TASK REQUIREMENTS :: Search the material for the word "Roots" and copy each line that holds it.

━━━ DATA LINES ━━━

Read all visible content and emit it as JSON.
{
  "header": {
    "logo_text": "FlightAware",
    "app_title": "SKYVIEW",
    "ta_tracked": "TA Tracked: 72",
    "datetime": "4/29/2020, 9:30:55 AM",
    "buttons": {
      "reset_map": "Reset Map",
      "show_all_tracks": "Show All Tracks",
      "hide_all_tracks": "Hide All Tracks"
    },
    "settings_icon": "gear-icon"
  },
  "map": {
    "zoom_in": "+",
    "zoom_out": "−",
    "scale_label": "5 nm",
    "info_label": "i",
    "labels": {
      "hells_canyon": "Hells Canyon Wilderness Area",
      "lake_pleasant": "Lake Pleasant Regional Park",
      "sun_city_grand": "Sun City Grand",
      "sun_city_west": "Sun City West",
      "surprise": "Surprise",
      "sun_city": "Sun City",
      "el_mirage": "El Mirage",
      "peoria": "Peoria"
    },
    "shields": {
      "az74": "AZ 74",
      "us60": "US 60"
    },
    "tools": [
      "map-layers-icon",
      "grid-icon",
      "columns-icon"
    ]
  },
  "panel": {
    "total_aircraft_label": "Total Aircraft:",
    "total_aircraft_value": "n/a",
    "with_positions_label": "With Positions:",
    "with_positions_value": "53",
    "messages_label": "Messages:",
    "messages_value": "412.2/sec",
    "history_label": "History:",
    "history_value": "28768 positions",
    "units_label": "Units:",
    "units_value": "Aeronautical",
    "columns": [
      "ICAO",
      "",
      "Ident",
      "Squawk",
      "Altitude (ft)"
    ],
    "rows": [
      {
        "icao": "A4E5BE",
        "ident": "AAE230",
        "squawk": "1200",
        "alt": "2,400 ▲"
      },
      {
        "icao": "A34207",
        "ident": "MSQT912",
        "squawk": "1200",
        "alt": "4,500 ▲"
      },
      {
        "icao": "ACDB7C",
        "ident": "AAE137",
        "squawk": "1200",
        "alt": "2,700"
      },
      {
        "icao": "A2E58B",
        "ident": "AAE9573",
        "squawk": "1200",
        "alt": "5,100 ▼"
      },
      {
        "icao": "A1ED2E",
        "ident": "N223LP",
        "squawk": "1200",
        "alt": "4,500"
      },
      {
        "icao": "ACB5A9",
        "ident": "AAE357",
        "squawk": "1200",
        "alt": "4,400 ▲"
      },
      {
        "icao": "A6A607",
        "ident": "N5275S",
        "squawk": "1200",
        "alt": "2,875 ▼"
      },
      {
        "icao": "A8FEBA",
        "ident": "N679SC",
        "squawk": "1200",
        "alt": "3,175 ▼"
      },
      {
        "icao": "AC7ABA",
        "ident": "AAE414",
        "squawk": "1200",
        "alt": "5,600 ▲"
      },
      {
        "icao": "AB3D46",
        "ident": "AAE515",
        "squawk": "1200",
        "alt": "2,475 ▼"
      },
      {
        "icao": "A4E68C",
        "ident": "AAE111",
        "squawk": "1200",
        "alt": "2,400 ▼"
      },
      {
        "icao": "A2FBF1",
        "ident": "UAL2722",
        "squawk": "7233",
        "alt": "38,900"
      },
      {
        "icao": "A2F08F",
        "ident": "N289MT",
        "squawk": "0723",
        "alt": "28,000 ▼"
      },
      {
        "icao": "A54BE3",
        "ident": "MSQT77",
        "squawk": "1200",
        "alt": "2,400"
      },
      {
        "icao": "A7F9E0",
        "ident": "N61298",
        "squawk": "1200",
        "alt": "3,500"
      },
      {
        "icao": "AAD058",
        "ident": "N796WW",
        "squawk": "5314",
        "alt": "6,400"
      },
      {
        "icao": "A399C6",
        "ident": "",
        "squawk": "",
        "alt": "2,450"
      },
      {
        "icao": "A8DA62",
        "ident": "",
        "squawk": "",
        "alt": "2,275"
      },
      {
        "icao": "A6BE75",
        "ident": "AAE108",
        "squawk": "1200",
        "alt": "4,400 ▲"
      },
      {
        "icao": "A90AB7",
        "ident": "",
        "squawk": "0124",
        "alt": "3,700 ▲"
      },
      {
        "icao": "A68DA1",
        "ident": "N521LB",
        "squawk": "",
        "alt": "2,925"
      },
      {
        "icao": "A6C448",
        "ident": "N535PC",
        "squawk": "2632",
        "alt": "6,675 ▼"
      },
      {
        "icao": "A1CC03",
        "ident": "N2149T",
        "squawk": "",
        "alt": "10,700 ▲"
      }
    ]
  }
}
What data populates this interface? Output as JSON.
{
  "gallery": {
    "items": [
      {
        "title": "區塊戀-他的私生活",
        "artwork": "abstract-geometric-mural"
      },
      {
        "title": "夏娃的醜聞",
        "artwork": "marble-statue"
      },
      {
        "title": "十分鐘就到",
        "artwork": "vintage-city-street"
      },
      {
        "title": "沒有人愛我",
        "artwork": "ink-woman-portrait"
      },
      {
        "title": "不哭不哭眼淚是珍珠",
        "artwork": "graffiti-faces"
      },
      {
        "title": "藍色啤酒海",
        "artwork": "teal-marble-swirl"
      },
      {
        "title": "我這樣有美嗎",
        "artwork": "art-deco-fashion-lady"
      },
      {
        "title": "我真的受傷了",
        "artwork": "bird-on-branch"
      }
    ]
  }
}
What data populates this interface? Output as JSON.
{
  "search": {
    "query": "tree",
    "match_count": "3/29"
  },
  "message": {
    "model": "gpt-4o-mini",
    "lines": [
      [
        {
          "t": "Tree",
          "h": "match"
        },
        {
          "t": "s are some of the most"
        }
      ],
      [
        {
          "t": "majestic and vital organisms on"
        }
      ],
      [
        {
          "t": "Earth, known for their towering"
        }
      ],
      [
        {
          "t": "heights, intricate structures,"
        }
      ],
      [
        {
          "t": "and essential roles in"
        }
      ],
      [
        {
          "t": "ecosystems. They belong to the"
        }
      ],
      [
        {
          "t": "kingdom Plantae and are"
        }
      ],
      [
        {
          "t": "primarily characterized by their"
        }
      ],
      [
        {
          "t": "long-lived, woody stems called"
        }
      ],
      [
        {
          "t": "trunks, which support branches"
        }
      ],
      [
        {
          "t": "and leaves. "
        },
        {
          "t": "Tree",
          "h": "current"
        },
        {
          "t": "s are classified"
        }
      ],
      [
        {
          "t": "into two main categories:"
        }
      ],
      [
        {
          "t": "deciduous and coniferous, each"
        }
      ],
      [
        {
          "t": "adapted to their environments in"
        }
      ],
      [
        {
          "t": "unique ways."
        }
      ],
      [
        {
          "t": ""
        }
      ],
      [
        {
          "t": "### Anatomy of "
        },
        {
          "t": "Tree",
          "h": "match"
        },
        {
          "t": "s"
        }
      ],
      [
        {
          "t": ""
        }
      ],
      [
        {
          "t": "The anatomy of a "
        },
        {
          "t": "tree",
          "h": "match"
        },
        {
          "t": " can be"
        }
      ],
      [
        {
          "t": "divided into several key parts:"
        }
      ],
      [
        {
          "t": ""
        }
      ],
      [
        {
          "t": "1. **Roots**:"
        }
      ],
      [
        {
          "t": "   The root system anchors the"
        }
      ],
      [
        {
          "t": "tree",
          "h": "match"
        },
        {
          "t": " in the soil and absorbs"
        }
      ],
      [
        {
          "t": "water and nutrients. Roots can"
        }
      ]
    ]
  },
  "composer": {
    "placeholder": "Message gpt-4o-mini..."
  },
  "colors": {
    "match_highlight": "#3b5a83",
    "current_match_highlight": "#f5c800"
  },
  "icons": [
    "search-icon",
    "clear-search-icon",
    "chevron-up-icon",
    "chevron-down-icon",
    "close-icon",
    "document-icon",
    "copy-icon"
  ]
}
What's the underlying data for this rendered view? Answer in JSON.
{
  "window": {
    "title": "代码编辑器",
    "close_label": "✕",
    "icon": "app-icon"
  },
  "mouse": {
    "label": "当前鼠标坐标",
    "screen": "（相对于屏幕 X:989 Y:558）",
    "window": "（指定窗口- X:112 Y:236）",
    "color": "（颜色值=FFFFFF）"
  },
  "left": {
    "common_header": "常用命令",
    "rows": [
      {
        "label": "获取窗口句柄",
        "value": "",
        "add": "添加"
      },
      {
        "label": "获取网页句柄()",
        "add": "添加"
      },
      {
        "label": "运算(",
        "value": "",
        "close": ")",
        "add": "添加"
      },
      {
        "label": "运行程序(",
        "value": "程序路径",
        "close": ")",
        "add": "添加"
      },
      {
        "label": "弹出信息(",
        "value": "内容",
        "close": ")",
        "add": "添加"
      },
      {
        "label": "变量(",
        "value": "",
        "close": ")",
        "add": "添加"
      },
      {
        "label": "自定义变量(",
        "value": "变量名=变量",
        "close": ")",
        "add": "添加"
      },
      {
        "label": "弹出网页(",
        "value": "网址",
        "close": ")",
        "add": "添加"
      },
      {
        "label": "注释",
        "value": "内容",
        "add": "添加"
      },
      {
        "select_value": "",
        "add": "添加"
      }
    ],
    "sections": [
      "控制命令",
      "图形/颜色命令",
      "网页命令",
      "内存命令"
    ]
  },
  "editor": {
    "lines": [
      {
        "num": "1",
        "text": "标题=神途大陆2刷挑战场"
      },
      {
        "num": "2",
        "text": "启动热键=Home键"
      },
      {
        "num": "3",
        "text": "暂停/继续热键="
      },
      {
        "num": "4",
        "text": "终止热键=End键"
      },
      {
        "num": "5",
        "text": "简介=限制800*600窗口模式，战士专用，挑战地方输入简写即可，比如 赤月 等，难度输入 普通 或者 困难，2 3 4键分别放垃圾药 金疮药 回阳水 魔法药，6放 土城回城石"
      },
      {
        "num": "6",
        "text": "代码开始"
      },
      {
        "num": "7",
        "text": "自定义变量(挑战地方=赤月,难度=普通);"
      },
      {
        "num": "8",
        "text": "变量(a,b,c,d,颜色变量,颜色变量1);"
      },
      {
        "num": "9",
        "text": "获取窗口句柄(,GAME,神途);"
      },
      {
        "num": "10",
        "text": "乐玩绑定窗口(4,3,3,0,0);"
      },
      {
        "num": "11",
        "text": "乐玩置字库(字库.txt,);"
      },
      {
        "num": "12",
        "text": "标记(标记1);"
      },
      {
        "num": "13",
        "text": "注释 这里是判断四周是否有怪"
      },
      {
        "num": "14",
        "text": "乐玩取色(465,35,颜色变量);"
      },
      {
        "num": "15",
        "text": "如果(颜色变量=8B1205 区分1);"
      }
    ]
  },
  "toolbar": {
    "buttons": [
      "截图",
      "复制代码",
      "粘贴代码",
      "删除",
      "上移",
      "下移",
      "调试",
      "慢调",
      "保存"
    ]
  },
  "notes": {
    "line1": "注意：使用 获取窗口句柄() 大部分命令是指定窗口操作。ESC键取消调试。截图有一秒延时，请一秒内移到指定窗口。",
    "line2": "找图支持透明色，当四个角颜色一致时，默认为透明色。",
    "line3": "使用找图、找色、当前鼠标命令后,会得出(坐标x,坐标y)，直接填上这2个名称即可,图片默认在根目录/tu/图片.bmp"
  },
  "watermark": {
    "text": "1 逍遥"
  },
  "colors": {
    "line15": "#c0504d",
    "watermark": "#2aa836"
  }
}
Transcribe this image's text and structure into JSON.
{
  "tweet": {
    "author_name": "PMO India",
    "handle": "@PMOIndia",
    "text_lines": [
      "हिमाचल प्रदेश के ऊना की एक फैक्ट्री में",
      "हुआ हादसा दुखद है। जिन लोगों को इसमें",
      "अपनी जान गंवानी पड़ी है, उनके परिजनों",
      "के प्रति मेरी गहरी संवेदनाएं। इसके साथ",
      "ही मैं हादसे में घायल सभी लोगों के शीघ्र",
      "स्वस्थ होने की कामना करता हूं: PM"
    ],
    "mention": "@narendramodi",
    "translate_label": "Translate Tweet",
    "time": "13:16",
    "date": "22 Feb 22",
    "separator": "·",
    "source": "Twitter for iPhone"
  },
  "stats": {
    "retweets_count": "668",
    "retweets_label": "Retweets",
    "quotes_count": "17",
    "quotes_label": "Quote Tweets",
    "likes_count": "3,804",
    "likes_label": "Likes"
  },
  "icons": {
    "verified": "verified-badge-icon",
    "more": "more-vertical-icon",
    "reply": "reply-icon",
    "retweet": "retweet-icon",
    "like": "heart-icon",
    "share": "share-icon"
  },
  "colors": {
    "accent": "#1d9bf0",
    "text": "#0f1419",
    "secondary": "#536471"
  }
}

━━━

SOLUTION BELOW ::
          "t": "1. **Roots**:"
          "t": "water and nutrients. Roots can"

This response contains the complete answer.